Find the string "Read" in the data, then copy every line where it is found.

▸ **LISTED RECORDS**:
-- -- --

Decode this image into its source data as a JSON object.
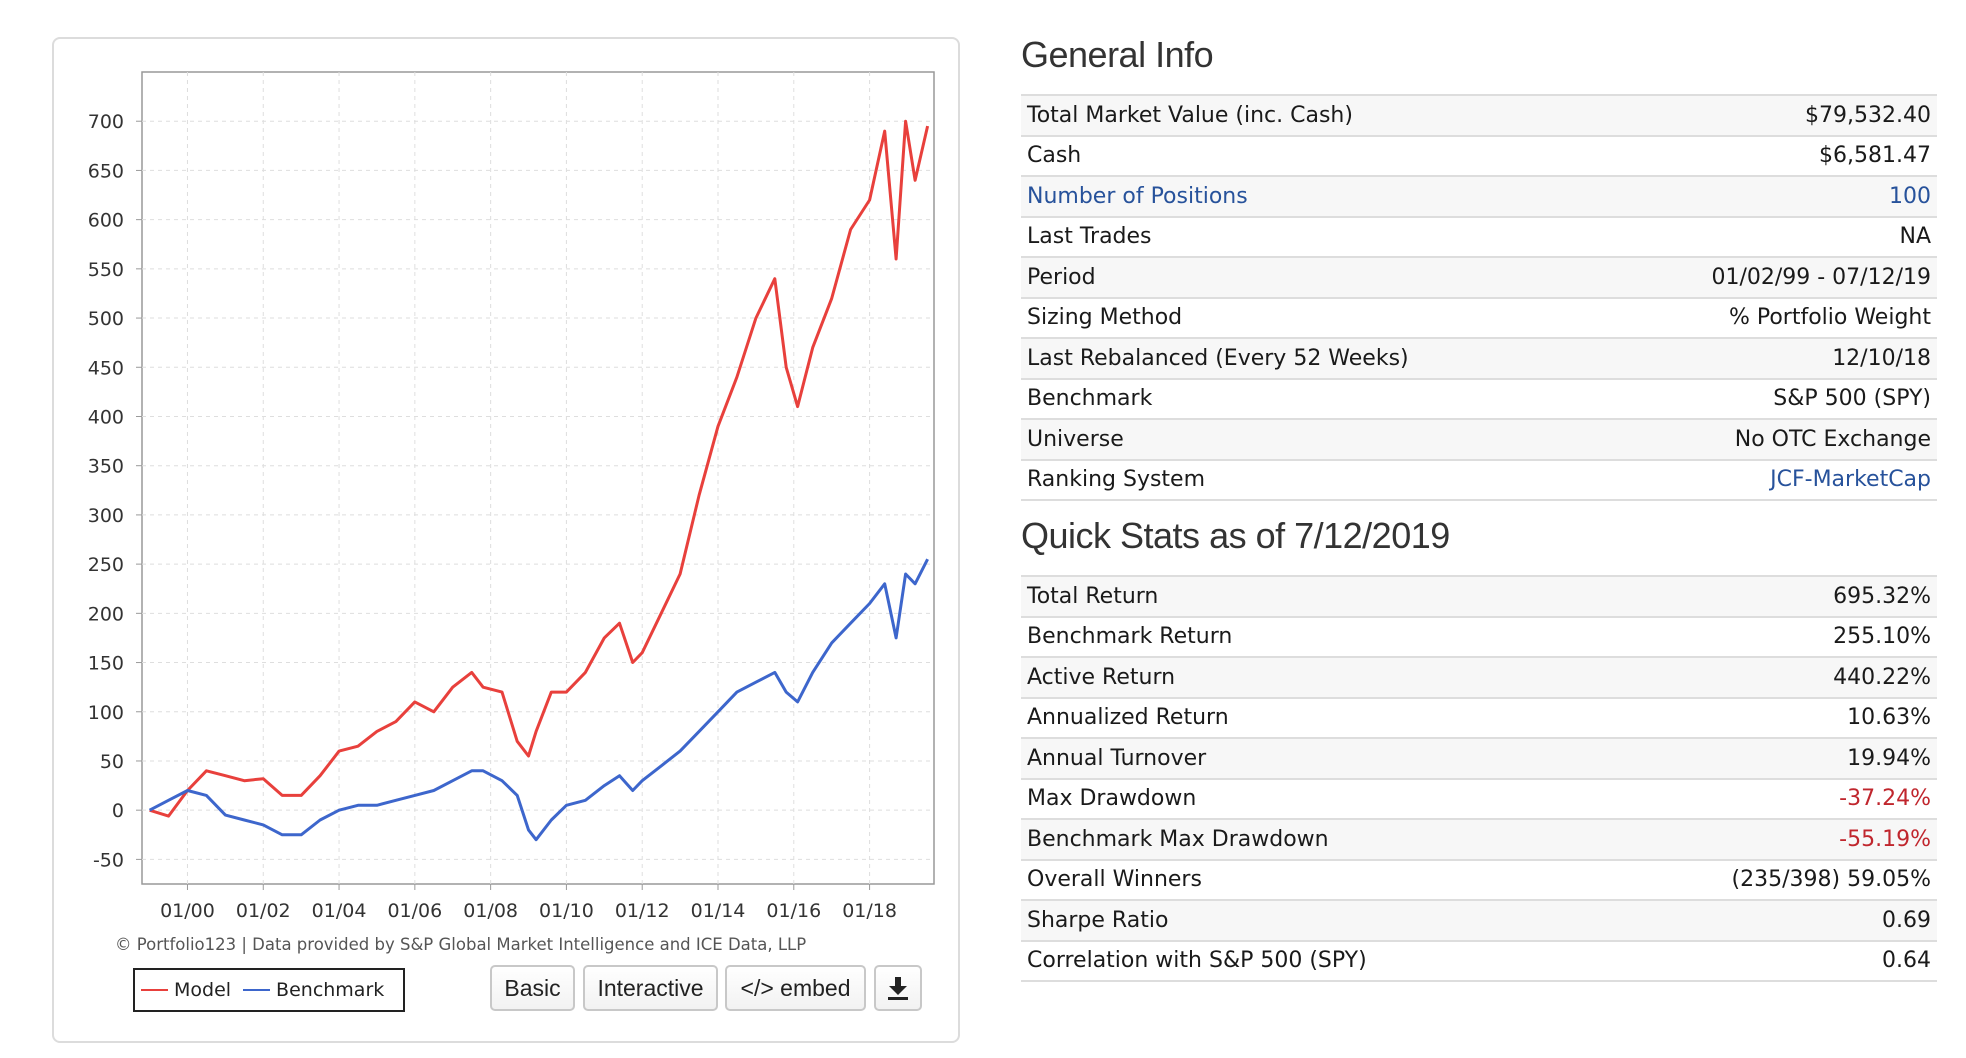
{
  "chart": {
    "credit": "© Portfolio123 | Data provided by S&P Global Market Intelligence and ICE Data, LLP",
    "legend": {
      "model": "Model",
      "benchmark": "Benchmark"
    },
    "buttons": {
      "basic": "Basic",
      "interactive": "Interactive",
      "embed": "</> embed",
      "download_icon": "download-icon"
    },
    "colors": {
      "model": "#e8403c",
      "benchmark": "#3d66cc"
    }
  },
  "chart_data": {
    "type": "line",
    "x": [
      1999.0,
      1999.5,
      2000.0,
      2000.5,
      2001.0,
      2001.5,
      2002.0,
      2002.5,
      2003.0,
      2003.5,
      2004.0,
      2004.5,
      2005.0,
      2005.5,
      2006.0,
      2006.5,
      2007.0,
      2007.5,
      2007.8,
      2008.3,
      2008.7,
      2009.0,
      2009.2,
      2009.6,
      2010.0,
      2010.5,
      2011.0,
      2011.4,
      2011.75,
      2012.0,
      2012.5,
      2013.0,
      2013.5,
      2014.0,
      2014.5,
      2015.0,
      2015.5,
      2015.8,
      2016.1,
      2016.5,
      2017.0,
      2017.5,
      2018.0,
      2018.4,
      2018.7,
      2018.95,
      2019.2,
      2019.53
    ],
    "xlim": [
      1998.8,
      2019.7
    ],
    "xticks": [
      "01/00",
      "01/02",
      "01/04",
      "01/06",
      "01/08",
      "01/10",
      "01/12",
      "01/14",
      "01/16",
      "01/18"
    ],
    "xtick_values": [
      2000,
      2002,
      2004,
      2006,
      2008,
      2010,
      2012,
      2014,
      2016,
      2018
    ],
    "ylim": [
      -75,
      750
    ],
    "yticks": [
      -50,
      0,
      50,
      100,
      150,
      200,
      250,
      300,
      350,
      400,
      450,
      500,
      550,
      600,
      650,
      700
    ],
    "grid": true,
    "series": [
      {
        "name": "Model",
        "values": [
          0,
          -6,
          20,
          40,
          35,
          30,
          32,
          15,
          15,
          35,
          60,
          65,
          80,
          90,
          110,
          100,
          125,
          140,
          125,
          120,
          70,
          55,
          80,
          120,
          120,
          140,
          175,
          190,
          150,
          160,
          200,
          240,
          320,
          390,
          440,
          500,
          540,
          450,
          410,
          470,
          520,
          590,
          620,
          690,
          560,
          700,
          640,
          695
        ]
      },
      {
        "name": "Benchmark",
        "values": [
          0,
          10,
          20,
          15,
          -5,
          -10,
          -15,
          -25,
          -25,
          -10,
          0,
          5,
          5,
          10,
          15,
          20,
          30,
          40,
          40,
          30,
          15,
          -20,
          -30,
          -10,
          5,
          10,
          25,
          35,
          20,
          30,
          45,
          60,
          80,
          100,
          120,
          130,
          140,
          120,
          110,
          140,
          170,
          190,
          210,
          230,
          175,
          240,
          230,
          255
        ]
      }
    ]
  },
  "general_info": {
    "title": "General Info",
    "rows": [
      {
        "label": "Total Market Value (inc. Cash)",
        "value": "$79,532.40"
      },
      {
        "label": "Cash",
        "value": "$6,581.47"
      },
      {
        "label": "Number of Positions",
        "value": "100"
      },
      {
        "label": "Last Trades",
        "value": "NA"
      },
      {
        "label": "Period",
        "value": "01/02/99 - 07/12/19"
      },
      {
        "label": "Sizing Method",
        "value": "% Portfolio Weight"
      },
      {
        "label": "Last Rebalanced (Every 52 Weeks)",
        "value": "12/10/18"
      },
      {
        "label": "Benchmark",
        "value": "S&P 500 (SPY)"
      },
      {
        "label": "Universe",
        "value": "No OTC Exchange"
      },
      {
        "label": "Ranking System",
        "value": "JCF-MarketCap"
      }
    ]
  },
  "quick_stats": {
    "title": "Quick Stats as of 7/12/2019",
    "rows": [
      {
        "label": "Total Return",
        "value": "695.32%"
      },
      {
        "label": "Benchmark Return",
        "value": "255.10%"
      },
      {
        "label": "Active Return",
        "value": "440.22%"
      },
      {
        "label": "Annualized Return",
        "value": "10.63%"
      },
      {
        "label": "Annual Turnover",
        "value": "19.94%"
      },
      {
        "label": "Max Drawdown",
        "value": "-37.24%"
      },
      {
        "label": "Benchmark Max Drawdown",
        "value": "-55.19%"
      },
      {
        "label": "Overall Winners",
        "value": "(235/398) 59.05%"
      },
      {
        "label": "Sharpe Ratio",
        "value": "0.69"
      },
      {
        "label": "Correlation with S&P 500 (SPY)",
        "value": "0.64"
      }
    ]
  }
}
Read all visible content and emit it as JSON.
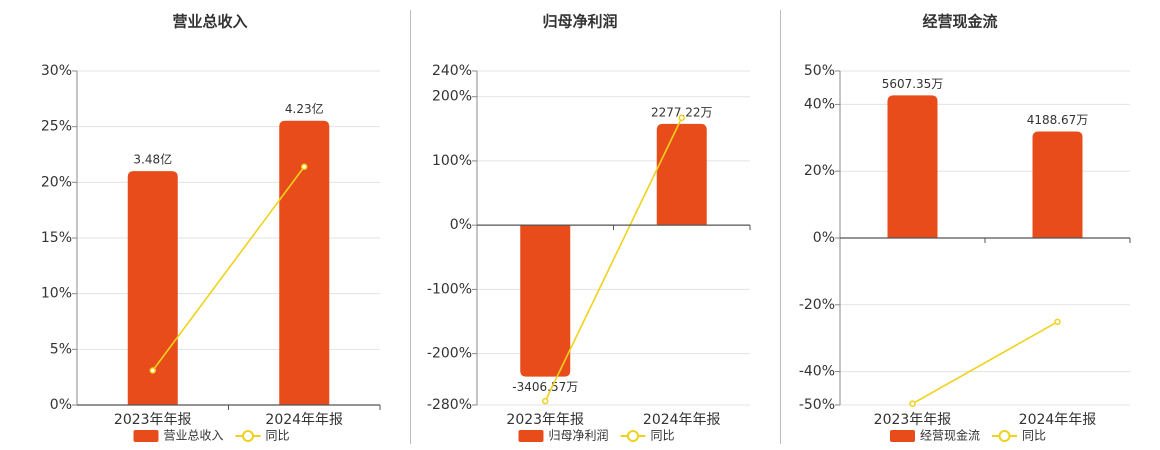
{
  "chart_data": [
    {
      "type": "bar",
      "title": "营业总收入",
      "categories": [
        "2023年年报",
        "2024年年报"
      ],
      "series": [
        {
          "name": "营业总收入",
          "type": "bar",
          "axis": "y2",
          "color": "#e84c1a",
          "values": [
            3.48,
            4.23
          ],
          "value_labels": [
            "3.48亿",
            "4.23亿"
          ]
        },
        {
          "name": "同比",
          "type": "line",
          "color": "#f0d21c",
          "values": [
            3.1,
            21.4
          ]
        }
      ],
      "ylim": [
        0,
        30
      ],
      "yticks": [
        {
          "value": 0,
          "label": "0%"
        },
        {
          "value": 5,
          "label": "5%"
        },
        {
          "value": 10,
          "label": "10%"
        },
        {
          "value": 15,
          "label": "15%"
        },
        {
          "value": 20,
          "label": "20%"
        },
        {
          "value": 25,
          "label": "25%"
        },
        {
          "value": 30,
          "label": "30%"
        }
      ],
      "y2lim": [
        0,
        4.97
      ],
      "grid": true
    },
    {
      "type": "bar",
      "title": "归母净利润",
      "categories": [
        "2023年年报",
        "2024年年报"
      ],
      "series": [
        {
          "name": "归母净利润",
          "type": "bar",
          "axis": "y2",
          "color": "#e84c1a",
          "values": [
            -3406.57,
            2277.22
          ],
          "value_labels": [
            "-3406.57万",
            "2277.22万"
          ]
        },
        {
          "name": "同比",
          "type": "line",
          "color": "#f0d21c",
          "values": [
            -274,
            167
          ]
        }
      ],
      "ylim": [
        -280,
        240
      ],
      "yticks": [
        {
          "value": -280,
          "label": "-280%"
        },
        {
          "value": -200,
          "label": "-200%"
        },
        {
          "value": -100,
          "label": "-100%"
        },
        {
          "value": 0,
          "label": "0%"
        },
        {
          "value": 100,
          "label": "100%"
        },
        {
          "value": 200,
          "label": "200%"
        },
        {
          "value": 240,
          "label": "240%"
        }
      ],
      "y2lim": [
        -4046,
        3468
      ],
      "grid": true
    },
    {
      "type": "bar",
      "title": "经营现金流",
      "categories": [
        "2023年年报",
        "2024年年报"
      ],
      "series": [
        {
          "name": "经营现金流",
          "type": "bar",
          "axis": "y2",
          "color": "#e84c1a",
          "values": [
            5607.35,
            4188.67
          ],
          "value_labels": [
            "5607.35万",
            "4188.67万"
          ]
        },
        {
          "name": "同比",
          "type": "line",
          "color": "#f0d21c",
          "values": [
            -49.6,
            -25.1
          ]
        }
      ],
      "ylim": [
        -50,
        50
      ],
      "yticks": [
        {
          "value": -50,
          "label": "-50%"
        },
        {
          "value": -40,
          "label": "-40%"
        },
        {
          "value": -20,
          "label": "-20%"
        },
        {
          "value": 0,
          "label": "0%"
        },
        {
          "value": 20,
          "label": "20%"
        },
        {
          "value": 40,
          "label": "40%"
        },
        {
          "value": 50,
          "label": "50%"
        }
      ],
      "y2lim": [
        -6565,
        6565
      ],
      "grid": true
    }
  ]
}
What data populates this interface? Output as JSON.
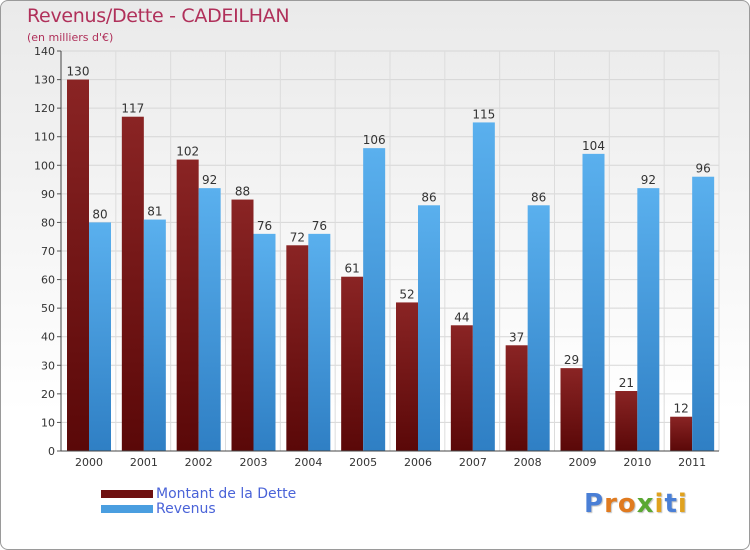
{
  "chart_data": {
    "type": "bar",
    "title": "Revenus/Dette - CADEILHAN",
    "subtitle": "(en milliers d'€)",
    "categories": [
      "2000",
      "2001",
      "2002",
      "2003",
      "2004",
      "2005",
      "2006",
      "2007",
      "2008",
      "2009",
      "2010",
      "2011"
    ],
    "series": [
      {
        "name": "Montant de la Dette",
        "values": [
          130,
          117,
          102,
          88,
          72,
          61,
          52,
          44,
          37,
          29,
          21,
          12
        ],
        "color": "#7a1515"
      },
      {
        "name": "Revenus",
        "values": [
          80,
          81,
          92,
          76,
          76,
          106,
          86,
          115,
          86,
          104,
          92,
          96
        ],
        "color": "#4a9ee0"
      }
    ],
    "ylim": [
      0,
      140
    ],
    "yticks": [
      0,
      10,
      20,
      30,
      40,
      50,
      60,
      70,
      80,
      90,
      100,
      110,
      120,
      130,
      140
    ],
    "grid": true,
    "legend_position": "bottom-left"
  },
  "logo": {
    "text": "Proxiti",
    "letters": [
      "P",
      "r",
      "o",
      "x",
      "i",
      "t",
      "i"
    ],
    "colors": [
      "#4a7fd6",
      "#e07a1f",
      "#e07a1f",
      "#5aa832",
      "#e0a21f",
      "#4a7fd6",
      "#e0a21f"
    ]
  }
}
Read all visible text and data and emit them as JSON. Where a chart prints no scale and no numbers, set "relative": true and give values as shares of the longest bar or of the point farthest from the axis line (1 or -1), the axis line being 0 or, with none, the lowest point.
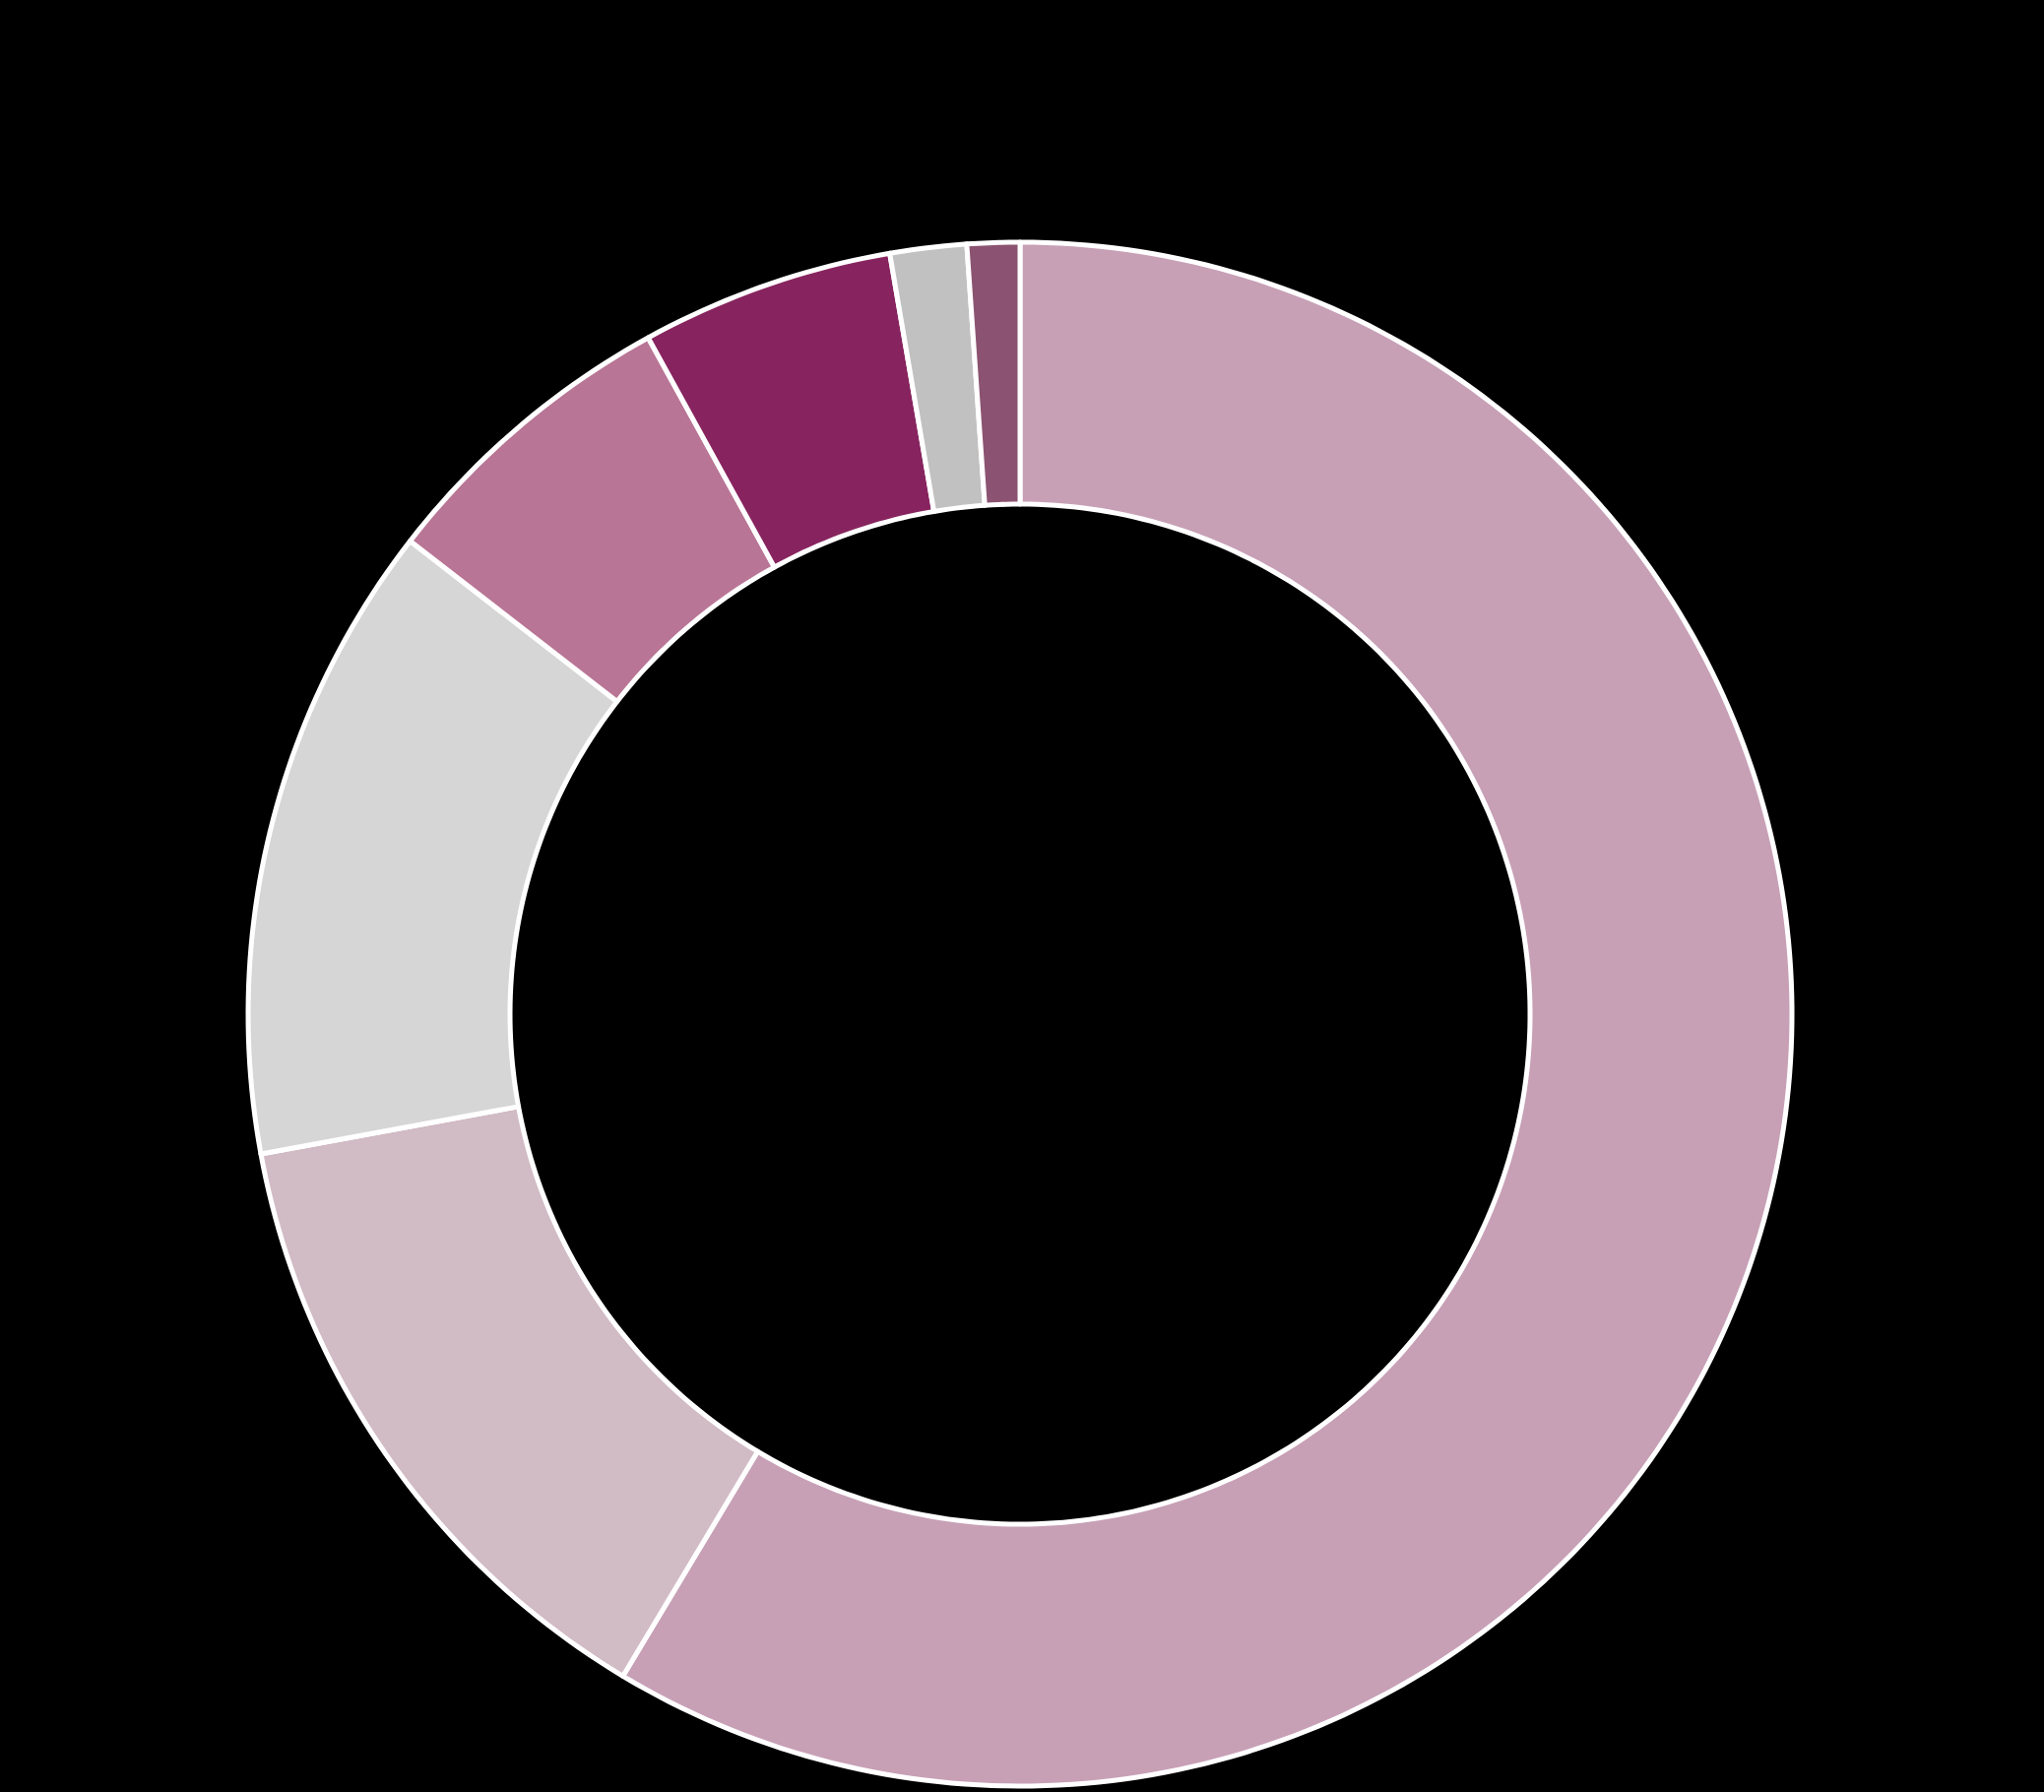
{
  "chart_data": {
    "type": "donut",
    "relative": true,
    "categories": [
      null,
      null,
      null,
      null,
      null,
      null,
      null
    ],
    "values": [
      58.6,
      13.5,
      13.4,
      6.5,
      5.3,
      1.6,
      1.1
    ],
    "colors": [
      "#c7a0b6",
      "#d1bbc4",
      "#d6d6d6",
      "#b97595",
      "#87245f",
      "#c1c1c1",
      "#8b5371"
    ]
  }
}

-- -- --

▸ **EXPECTED ANSWER**:
Read all visible content and emit it as JSON.
Read all visible text and data and emit them as JSON. Where a chart prints no scale and no numbers, set "relative": true and give values as shares of the longest bar or of the point farthest from the axis line (1 or -1), the axis line being 0 or, with none, the lowest point.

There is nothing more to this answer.